Extracted records
------------------------------------------------

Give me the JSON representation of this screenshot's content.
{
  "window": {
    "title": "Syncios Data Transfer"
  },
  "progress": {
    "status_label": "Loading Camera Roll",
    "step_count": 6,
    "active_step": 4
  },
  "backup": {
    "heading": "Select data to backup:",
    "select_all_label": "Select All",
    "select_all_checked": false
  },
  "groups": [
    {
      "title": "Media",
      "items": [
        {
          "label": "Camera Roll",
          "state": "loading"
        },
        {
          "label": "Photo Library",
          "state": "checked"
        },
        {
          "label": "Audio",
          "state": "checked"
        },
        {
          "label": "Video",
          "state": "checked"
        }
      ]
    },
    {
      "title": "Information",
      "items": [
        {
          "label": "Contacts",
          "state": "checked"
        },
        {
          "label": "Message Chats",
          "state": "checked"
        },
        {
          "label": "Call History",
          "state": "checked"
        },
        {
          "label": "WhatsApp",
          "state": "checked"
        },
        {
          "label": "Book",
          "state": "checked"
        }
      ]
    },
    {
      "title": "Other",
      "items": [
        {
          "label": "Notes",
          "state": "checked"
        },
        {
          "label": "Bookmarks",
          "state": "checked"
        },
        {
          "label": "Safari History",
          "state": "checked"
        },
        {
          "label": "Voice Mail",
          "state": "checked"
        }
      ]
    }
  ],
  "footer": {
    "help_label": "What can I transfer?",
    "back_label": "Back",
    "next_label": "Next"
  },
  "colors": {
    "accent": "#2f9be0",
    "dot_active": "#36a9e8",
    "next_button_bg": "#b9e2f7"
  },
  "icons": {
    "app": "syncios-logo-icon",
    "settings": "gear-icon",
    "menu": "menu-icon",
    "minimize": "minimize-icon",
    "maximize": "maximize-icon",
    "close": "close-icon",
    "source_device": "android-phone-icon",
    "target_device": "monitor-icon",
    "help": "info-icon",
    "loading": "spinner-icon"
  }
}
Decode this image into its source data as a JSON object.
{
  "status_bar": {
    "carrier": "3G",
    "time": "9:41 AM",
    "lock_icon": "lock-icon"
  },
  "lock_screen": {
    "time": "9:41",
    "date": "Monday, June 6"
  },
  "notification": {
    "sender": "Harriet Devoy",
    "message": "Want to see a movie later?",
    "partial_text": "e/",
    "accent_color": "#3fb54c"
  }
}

------------------------------------------------

## WHAT NEEDS TO BE DONE
All of the entries above should be written out again exactly.

## REPLY
Give me the JSON representation of this screenshot's content.
{
  "window": {
    "title": "Syncios Data Transfer"
  },
  "progress": {
    "status_label": "Loading Camera Roll",
    "step_count": 6,
    "active_step": 4
  },
  "backup": {
    "heading": "Select data to backup:",
    "select_all_label": "Select All",
    "select_all_checked": false
  },
  "groups": [
    {
      "title": "Media",
      "items": [
        {
          "label": "Camera Roll",
          "state": "loading"
        },
        {
          "label": "Photo Library",
          "state": "checked"
        },
        {
          "label": "Audio",
          "state": "checked"
        },
        {
          "label": "Video",
          "state": "checked"
        }
      ]
    },
    {
      "title": "Information",
      "items": [
        {
          "label": "Contacts",
          "state": "checked"
        },
        {
          "label": "Message Chats",
          "state": "checked"
        },
        {
          "label": "Call History",
          "state": "checked"
        },
        {
          "label": "WhatsApp",
          "state": "checked"
        },
        {
          "label": "Book",
          "state": "checked"
        }
      ]
    },
    {
      "title": "Other",
      "items": [
        {
          "label": "Notes",
          "state": "checked"
        },
        {
          "label": "Bookmarks",
          "state": "checked"
        },
        {
          "label": "Safari History",
          "state": "checked"
        },
        {
          "label": "Voice Mail",
          "state": "checked"
        }
      ]
    }
  ],
  "footer": {
    "help_label": "What can I transfer?",
    "back_label": "Back",
    "next_label": "Next"
  },
  "colors": {
    "accent": "#2f9be0",
    "dot_active": "#36a9e8",
    "next_button_bg": "#b9e2f7"
  },
  "icons": {
    "app": "syncios-logo-icon",
    "settings": "gear-icon",
    "menu": "menu-icon",
    "minimize": "minimize-icon",
    "maximize": "maximize-icon",
    "close": "close-icon",
    "source_device": "android-phone-icon",
    "target_device": "monitor-icon",
    "help": "info-icon",
    "loading": "spinner-icon"
  }
}
Decode this image into its source data as a JSON object.
{
  "status_bar": {
    "carrier": "3G",
    "time": "9:41 AM",
    "lock_icon": "lock-icon"
  },
  "lock_screen": {
    "time": "9:41",
    "date": "Monday, June 6"
  },
  "notification": {
    "sender": "Harriet Devoy",
    "message": "Want to see a movie later?",
    "partial_text": "e/",
    "accent_color": "#3fb54c"
  }
}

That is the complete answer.